- _Task directions_:
Repeat all of the material exactly as given.

- _Provided records_:
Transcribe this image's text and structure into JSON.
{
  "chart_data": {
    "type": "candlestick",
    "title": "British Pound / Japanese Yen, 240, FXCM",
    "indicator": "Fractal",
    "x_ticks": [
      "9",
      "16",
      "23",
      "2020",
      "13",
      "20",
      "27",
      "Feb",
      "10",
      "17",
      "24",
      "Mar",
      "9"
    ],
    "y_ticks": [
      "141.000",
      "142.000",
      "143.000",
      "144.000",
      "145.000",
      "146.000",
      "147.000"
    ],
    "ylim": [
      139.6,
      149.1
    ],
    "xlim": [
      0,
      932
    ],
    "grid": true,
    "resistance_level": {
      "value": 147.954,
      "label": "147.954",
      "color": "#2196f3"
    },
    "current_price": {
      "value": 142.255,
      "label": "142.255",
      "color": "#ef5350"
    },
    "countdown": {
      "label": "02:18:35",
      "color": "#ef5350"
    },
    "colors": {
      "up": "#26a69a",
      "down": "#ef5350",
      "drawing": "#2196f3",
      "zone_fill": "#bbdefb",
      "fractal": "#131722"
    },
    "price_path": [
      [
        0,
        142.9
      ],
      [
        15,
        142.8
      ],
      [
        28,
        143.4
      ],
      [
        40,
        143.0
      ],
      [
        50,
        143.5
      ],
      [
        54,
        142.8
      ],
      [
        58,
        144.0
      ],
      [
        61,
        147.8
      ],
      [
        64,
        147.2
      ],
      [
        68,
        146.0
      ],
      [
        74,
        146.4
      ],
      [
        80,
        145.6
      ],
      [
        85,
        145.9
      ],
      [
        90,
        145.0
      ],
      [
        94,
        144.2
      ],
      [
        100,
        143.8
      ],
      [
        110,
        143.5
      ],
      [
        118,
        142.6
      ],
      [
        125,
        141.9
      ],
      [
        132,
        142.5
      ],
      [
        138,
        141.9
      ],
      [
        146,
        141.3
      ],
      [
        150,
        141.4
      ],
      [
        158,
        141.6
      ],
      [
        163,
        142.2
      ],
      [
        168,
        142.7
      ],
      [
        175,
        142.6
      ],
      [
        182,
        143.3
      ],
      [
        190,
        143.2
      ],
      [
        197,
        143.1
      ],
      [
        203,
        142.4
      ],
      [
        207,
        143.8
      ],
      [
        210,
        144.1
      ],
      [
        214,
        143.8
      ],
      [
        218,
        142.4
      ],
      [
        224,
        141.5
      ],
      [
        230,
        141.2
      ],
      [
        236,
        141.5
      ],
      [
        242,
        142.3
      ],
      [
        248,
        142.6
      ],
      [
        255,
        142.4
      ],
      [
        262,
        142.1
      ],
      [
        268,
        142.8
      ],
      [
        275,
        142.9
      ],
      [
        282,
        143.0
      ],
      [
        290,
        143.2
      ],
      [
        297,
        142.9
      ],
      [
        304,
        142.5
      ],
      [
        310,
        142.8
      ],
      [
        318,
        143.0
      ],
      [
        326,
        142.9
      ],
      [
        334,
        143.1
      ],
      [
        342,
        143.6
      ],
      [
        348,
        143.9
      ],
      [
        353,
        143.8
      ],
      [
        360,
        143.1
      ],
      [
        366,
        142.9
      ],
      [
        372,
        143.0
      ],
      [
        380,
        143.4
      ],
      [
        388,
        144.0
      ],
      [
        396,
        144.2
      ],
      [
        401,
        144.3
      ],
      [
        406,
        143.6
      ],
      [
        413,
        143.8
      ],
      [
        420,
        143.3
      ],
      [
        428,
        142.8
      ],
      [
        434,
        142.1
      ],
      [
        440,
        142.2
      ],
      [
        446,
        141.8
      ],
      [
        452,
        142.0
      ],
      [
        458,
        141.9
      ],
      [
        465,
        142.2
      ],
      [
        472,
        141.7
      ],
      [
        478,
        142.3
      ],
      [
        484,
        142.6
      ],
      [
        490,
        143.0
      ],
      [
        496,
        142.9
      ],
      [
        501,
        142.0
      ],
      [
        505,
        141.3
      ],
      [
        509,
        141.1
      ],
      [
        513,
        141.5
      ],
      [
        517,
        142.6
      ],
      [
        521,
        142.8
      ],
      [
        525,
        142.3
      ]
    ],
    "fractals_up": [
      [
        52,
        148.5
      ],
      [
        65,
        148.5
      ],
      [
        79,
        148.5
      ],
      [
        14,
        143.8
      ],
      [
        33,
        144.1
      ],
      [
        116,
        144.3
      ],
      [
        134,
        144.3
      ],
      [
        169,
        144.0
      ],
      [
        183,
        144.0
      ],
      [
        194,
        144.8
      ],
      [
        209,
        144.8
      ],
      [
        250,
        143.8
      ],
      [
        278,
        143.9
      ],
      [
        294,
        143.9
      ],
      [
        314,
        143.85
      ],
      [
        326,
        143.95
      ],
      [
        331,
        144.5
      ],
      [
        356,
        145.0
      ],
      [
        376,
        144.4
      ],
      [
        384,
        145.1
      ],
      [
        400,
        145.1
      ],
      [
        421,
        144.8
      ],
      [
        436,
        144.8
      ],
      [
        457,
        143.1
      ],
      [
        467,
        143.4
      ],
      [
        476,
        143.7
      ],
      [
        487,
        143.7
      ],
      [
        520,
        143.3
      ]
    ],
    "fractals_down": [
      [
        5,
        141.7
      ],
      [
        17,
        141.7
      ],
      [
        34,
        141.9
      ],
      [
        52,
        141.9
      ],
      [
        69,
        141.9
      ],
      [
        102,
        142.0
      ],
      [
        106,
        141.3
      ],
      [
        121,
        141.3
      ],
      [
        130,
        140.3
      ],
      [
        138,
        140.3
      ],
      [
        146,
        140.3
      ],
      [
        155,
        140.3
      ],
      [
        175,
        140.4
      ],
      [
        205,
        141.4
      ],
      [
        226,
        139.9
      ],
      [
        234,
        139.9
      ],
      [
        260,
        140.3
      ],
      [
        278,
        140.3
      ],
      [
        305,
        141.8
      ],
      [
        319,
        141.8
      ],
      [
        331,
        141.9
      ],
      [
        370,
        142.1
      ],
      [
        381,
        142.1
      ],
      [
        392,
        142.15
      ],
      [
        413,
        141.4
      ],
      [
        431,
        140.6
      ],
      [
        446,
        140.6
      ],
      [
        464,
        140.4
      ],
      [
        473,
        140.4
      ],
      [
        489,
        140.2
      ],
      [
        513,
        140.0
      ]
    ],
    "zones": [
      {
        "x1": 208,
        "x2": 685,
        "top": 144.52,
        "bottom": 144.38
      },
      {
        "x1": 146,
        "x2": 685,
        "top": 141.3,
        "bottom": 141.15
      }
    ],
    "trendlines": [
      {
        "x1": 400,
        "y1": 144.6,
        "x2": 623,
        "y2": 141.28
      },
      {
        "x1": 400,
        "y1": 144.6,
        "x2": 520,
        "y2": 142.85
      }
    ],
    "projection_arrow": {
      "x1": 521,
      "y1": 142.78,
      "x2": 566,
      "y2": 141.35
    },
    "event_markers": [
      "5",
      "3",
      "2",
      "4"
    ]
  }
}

- _Expected answer_:
Transcribe this image's text and structure into JSON.
{
  "chart_data": {
    "type": "candlestick",
    "title": "British Pound / Japanese Yen, 240, FXCM",
    "indicator": "Fractal",
    "x_ticks": [
      "9",
      "16",
      "23",
      "2020",
      "13",
      "20",
      "27",
      "Feb",
      "10",
      "17",
      "24",
      "Mar",
      "9"
    ],
    "y_ticks": [
      "141.000",
      "142.000",
      "143.000",
      "144.000",
      "145.000",
      "146.000",
      "147.000"
    ],
    "ylim": [
      139.6,
      149.1
    ],
    "xlim": [
      0,
      932
    ],
    "grid": true,
    "resistance_level": {
      "value": 147.954,
      "label": "147.954",
      "color": "#2196f3"
    },
    "current_price": {
      "value": 142.255,
      "label": "142.255",
      "color": "#ef5350"
    },
    "countdown": {
      "label": "02:18:35",
      "color": "#ef5350"
    },
    "colors": {
      "up": "#26a69a",
      "down": "#ef5350",
      "drawing": "#2196f3",
      "zone_fill": "#bbdefb",
      "fractal": "#131722"
    },
    "price_path": [
      [
        0,
        142.9
      ],
      [
        15,
        142.8
      ],
      [
        28,
        143.4
      ],
      [
        40,
        143.0
      ],
      [
        50,
        143.5
      ],
      [
        54,
        142.8
      ],
      [
        58,
        144.0
      ],
      [
        61,
        147.8
      ],
      [
        64,
        147.2
      ],
      [
        68,
        146.0
      ],
      [
        74,
        146.4
      ],
      [
        80,
        145.6
      ],
      [
        85,
        145.9
      ],
      [
        90,
        145.0
      ],
      [
        94,
        144.2
      ],
      [
        100,
        143.8
      ],
      [
        110,
        143.5
      ],
      [
        118,
        142.6
      ],
      [
        125,
        141.9
      ],
      [
        132,
        142.5
      ],
      [
        138,
        141.9
      ],
      [
        146,
        141.3
      ],
      [
        150,
        141.4
      ],
      [
        158,
        141.6
      ],
      [
        163,
        142.2
      ],
      [
        168,
        142.7
      ],
      [
        175,
        142.6
      ],
      [
        182,
        143.3
      ],
      [
        190,
        143.2
      ],
      [
        197,
        143.1
      ],
      [
        203,
        142.4
      ],
      [
        207,
        143.8
      ],
      [
        210,
        144.1
      ],
      [
        214,
        143.8
      ],
      [
        218,
        142.4
      ],
      [
        224,
        141.5
      ],
      [
        230,
        141.2
      ],
      [
        236,
        141.5
      ],
      [
        242,
        142.3
      ],
      [
        248,
        142.6
      ],
      [
        255,
        142.4
      ],
      [
        262,
        142.1
      ],
      [
        268,
        142.8
      ],
      [
        275,
        142.9
      ],
      [
        282,
        143.0
      ],
      [
        290,
        143.2
      ],
      [
        297,
        142.9
      ],
      [
        304,
        142.5
      ],
      [
        310,
        142.8
      ],
      [
        318,
        143.0
      ],
      [
        326,
        142.9
      ],
      [
        334,
        143.1
      ],
      [
        342,
        143.6
      ],
      [
        348,
        143.9
      ],
      [
        353,
        143.8
      ],
      [
        360,
        143.1
      ],
      [
        366,
        142.9
      ],
      [
        372,
        143.0
      ],
      [
        380,
        143.4
      ],
      [
        388,
        144.0
      ],
      [
        396,
        144.2
      ],
      [
        401,
        144.3
      ],
      [
        406,
        143.6
      ],
      [
        413,
        143.8
      ],
      [
        420,
        143.3
      ],
      [
        428,
        142.8
      ],
      [
        434,
        142.1
      ],
      [
        440,
        142.2
      ],
      [
        446,
        141.8
      ],
      [
        452,
        142.0
      ],
      [
        458,
        141.9
      ],
      [
        465,
        142.2
      ],
      [
        472,
        141.7
      ],
      [
        478,
        142.3
      ],
      [
        484,
        142.6
      ],
      [
        490,
        143.0
      ],
      [
        496,
        142.9
      ],
      [
        501,
        142.0
      ],
      [
        505,
        141.3
      ],
      [
        509,
        141.1
      ],
      [
        513,
        141.5
      ],
      [
        517,
        142.6
      ],
      [
        521,
        142.8
      ],
      [
        525,
        142.3
      ]
    ],
    "fractals_up": [
      [
        52,
        148.5
      ],
      [
        65,
        148.5
      ],
      [
        79,
        148.5
      ],
      [
        14,
        143.8
      ],
      [
        33,
        144.1
      ],
      [
        116,
        144.3
      ],
      [
        134,
        144.3
      ],
      [
        169,
        144.0
      ],
      [
        183,
        144.0
      ],
      [
        194,
        144.8
      ],
      [
        209,
        144.8
      ],
      [
        250,
        143.8
      ],
      [
        278,
        143.9
      ],
      [
        294,
        143.9
      ],
      [
        314,
        143.85
      ],
      [
        326,
        143.95
      ],
      [
        331,
        144.5
      ],
      [
        356,
        145.0
      ],
      [
        376,
        144.4
      ],
      [
        384,
        145.1
      ],
      [
        400,
        145.1
      ],
      [
        421,
        144.8
      ],
      [
        436,
        144.8
      ],
      [
        457,
        143.1
      ],
      [
        467,
        143.4
      ],
      [
        476,
        143.7
      ],
      [
        487,
        143.7
      ],
      [
        520,
        143.3
      ]
    ],
    "fractals_down": [
      [
        5,
        141.7
      ],
      [
        17,
        141.7
      ],
      [
        34,
        141.9
      ],
      [
        52,
        141.9
      ],
      [
        69,
        141.9
      ],
      [
        102,
        142.0
      ],
      [
        106,
        141.3
      ],
      [
        121,
        141.3
      ],
      [
        130,
        140.3
      ],
      [
        138,
        140.3
      ],
      [
        146,
        140.3
      ],
      [
        155,
        140.3
      ],
      [
        175,
        140.4
      ],
      [
        205,
        141.4
      ],
      [
        226,
        139.9
      ],
      [
        234,
        139.9
      ],
      [
        260,
        140.3
      ],
      [
        278,
        140.3
      ],
      [
        305,
        141.8
      ],
      [
        319,
        141.8
      ],
      [
        331,
        141.9
      ],
      [
        370,
        142.1
      ],
      [
        381,
        142.1
      ],
      [
        392,
        142.15
      ],
      [
        413,
        141.4
      ],
      [
        431,
        140.6
      ],
      [
        446,
        140.6
      ],
      [
        464,
        140.4
      ],
      [
        473,
        140.4
      ],
      [
        489,
        140.2
      ],
      [
        513,
        140.0
      ]
    ],
    "zones": [
      {
        "x1": 208,
        "x2": 685,
        "top": 144.52,
        "bottom": 144.38
      },
      {
        "x1": 146,
        "x2": 685,
        "top": 141.3,
        "bottom": 141.15
      }
    ],
    "trendlines": [
      {
        "x1": 400,
        "y1": 144.6,
        "x2": 623,
        "y2": 141.28
      },
      {
        "x1": 400,
        "y1": 144.6,
        "x2": 520,
        "y2": 142.85
      }
    ],
    "projection_arrow": {
      "x1": 521,
      "y1": 142.78,
      "x2": 566,
      "y2": 141.35
    },
    "event_markers": [
      "5",
      "3",
      "2",
      "4"
    ]
  }
}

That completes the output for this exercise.